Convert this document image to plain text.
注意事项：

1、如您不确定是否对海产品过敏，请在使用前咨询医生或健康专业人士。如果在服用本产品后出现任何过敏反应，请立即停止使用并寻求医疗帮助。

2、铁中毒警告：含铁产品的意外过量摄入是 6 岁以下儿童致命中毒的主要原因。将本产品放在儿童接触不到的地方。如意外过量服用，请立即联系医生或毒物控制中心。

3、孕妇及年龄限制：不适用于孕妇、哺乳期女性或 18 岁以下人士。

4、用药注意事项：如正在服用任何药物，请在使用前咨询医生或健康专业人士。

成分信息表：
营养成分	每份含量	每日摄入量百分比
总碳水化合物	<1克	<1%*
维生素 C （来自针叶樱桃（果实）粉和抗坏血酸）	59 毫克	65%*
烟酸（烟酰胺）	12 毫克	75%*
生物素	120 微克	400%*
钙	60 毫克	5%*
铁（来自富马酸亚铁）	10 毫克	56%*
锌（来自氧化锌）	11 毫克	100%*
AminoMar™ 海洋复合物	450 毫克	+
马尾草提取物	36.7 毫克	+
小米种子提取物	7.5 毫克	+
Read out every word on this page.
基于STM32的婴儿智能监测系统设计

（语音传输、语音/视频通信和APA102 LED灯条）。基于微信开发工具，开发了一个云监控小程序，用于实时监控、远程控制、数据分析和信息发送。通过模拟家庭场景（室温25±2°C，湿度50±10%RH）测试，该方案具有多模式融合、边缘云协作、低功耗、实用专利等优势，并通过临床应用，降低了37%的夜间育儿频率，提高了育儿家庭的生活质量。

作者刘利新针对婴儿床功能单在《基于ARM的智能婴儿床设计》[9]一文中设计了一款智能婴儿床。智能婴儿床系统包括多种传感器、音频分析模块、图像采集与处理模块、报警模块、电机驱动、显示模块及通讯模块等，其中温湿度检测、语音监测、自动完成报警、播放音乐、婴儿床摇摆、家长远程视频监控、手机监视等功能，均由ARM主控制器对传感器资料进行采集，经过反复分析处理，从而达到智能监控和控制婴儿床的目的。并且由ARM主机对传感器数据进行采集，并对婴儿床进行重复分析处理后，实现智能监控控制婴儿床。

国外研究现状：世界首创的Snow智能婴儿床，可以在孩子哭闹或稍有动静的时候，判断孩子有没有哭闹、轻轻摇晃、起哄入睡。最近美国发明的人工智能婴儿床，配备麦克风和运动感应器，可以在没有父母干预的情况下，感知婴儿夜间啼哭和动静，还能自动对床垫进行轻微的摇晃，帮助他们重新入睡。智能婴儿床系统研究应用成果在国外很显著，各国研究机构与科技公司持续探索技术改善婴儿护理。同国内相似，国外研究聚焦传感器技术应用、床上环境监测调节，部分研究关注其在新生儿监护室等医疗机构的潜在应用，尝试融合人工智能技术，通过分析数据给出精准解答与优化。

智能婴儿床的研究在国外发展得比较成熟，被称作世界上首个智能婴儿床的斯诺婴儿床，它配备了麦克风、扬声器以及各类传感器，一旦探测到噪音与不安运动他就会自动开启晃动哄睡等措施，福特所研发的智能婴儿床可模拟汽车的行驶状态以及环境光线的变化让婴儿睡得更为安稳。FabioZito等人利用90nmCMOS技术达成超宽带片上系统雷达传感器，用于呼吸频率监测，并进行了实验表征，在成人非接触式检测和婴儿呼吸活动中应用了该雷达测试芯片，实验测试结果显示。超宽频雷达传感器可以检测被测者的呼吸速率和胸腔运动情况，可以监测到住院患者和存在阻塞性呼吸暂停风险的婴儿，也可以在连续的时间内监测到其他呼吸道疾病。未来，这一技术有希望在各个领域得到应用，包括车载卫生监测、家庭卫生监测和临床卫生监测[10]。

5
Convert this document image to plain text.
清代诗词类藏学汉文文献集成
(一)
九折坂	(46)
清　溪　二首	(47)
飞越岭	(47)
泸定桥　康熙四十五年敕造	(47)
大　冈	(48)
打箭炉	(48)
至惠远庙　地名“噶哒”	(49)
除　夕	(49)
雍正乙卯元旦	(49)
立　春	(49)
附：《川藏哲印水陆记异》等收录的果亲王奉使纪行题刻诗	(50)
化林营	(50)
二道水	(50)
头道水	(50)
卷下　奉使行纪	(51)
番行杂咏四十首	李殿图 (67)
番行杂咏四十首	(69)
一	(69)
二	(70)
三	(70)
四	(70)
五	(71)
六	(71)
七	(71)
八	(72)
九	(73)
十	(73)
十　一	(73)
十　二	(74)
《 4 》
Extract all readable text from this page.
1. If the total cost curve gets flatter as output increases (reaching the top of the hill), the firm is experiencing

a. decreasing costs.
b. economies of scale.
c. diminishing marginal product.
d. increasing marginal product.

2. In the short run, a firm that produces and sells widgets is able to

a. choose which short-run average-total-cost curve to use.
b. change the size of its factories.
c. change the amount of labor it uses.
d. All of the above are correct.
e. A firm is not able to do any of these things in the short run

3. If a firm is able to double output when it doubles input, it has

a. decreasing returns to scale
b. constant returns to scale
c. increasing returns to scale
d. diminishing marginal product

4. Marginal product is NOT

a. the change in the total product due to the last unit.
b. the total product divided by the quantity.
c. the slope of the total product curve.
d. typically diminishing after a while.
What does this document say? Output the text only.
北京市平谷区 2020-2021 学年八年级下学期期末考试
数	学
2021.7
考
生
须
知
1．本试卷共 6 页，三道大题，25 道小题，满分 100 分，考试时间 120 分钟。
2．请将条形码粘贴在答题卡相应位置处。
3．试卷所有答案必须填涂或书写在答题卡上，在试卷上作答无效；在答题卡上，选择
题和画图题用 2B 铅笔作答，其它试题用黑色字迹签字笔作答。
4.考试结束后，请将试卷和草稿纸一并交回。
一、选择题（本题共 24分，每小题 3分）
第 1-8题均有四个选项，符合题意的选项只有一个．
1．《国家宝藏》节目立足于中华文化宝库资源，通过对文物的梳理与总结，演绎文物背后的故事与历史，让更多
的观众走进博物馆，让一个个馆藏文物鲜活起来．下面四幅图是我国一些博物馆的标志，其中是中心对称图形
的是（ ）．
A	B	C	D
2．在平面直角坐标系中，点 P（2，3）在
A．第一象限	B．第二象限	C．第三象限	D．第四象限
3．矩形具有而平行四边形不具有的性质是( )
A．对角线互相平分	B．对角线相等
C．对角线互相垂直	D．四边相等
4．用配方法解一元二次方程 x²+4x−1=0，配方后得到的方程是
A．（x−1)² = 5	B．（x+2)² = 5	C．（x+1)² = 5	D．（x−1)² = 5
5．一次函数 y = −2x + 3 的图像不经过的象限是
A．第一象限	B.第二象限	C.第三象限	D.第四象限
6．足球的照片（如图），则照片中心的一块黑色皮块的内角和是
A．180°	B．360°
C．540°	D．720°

------------------------------

Objective: Your task is to transcribe the listing above in full, exactly as given.

Task solution:
Convert this document image to plain text.
注意事项：

1、如您不确定是否对海产品过敏，请在使用前咨询医生或健康专业人士。如果在服用本产品后出现任何过敏反应，请立即停止使用并寻求医疗帮助。

2、铁中毒警告：含铁产品的意外过量摄入是 6 岁以下儿童致命中毒的主要原因。将本产品放在儿童接触不到的地方。如意外过量服用，请立即联系医生或毒物控制中心。

3、孕妇及年龄限制：不适用于孕妇、哺乳期女性或 18 岁以下人士。

4、用药注意事项：如正在服用任何药物，请在使用前咨询医生或健康专业人士。

成分信息表：
营养成分	每份含量	每日摄入量百分比
总碳水化合物	<1克	<1%*
维生素 C （来自针叶樱桃（果实）粉和抗坏血酸）	59 毫克	65%*
烟酸（烟酰胺）	12 毫克	75%*
生物素	120 微克	400%*
钙	60 毫克	5%*
铁（来自富马酸亚铁）	10 毫克	56%*
锌（来自氧化锌）	11 毫克	100%*
AminoMar™ 海洋复合物	450 毫克	+
马尾草提取物	36.7 毫克	+
小米种子提取物	7.5 毫克	+
Read out every word on this page.
基于STM32的婴儿智能监测系统设计

（语音传输、语音/视频通信和APA102 LED灯条）。基于微信开发工具，开发了一个云监控小程序，用于实时监控、远程控制、数据分析和信息发送。通过模拟家庭场景（室温25±2°C，湿度50±10%RH）测试，该方案具有多模式融合、边缘云协作、低功耗、实用专利等优势，并通过临床应用，降低了37%的夜间育儿频率，提高了育儿家庭的生活质量。

作者刘利新针对婴儿床功能单在《基于ARM的智能婴儿床设计》[9]一文中设计了一款智能婴儿床。智能婴儿床系统包括多种传感器、音频分析模块、图像采集与处理模块、报警模块、电机驱动、显示模块及通讯模块等，其中温湿度检测、语音监测、自动完成报警、播放音乐、婴儿床摇摆、家长远程视频监控、手机监视等功能，均由ARM主控制器对传感器资料进行采集，经过反复分析处理，从而达到智能监控和控制婴儿床的目的。并且由ARM主机对传感器数据进行采集，并对婴儿床进行重复分析处理后，实现智能监控控制婴儿床。

国外研究现状：世界首创的Snow智能婴儿床，可以在孩子哭闹或稍有动静的时候，判断孩子有没有哭闹、轻轻摇晃、起哄入睡。最近美国发明的人工智能婴儿床，配备麦克风和运动感应器，可以在没有父母干预的情况下，感知婴儿夜间啼哭和动静，还能自动对床垫进行轻微的摇晃，帮助他们重新入睡。智能婴儿床系统研究应用成果在国外很显著，各国研究机构与科技公司持续探索技术改善婴儿护理。同国内相似，国外研究聚焦传感器技术应用、床上环境监测调节，部分研究关注其在新生儿监护室等医疗机构的潜在应用，尝试融合人工智能技术，通过分析数据给出精准解答与优化。

智能婴儿床的研究在国外发展得比较成熟，被称作世界上首个智能婴儿床的斯诺婴儿床，它配备了麦克风、扬声器以及各类传感器，一旦探测到噪音与不安运动他就会自动开启晃动哄睡等措施，福特所研发的智能婴儿床可模拟汽车的行驶状态以及环境光线的变化让婴儿睡得更为安稳。FabioZito等人利用90nmCMOS技术达成超宽带片上系统雷达传感器，用于呼吸频率监测，并进行了实验表征，在成人非接触式检测和婴儿呼吸活动中应用了该雷达测试芯片，实验测试结果显示。超宽频雷达传感器可以检测被测者的呼吸速率和胸腔运动情况，可以监测到住院患者和存在阻塞性呼吸暂停风险的婴儿，也可以在连续的时间内监测到其他呼吸道疾病。未来，这一技术有希望在各个领域得到应用，包括车载卫生监测、家庭卫生监测和临床卫生监测[10]。

5
Convert this document image to plain text.
清代诗词类藏学汉文文献集成
(一)
九折坂	(46)
清　溪　二首	(47)
飞越岭	(47)
泸定桥　康熙四十五年敕造	(47)
大　冈	(48)
打箭炉	(48)
至惠远庙　地名“噶哒”	(49)
除　夕	(49)
雍正乙卯元旦	(49)
立　春	(49)
附：《川藏哲印水陆记异》等收录的果亲王奉使纪行题刻诗	(50)
化林营	(50)
二道水	(50)
头道水	(50)
卷下　奉使行纪	(51)
番行杂咏四十首	李殿图 (67)
番行杂咏四十首	(69)
一	(69)
二	(70)
三	(70)
四	(70)
五	(71)
六	(71)
七	(71)
八	(72)
九	(73)
十	(73)
十　一	(73)
十　二	(74)
《 4 》
Extract all readable text from this page.
1. If the total cost curve gets flatter as output increases (reaching the top of the hill), the firm is experiencing

a. decreasing costs.
b. economies of scale.
c. diminishing marginal product.
d. increasing marginal product.

2. In the short run, a firm that produces and sells widgets is able to

a. choose which short-run average-total-cost curve to use.
b. change the size of its factories.
c. change the amount of labor it uses.
d. All of the above are correct.
e. A firm is not able to do any of these things in the short run

3. If a firm is able to double output when it doubles input, it has

a. decreasing returns to scale
b. constant returns to scale
c. increasing returns to scale
d. diminishing marginal product

4. Marginal product is NOT

a. the change in the total product due to the last unit.
b. the total product divided by the quantity.
c. the slope of the total product curve.
d. typically diminishing after a while.
What does this document say? Output the text only.
北京市平谷区 2020-2021 学年八年级下学期期末考试
数	学
2021.7
考
生
须
知
1．本试卷共 6 页，三道大题，25 道小题，满分 100 分，考试时间 120 分钟。
2．请将条形码粘贴在答题卡相应位置处。
3．试卷所有答案必须填涂或书写在答题卡上，在试卷上作答无效；在答题卡上，选择
题和画图题用 2B 铅笔作答，其它试题用黑色字迹签字笔作答。
4.考试结束后，请将试卷和草稿纸一并交回。
一、选择题（本题共 24分，每小题 3分）
第 1-8题均有四个选项，符合题意的选项只有一个．
1．《国家宝藏》节目立足于中华文化宝库资源，通过对文物的梳理与总结，演绎文物背后的故事与历史，让更多
的观众走进博物馆，让一个个馆藏文物鲜活起来．下面四幅图是我国一些博物馆的标志，其中是中心对称图形
的是（ ）．
A	B	C	D
2．在平面直角坐标系中，点 P（2，3）在
A．第一象限	B．第二象限	C．第三象限	D．第四象限
3．矩形具有而平行四边形不具有的性质是( )
A．对角线互相平分	B．对角线相等
C．对角线互相垂直	D．四边相等
4．用配方法解一元二次方程 x²+4x−1=0，配方后得到的方程是
A．（x−1)² = 5	B．（x+2)² = 5	C．（x+1)² = 5	D．（x−1)² = 5
5．一次函数 y = −2x + 3 的图像不经过的象限是
A．第一象限	B.第二象限	C.第三象限	D.第四象限
6．足球的照片（如图），则照片中心的一块黑色皮块的内角和是
A．180°	B．360°
C．540°	D．720°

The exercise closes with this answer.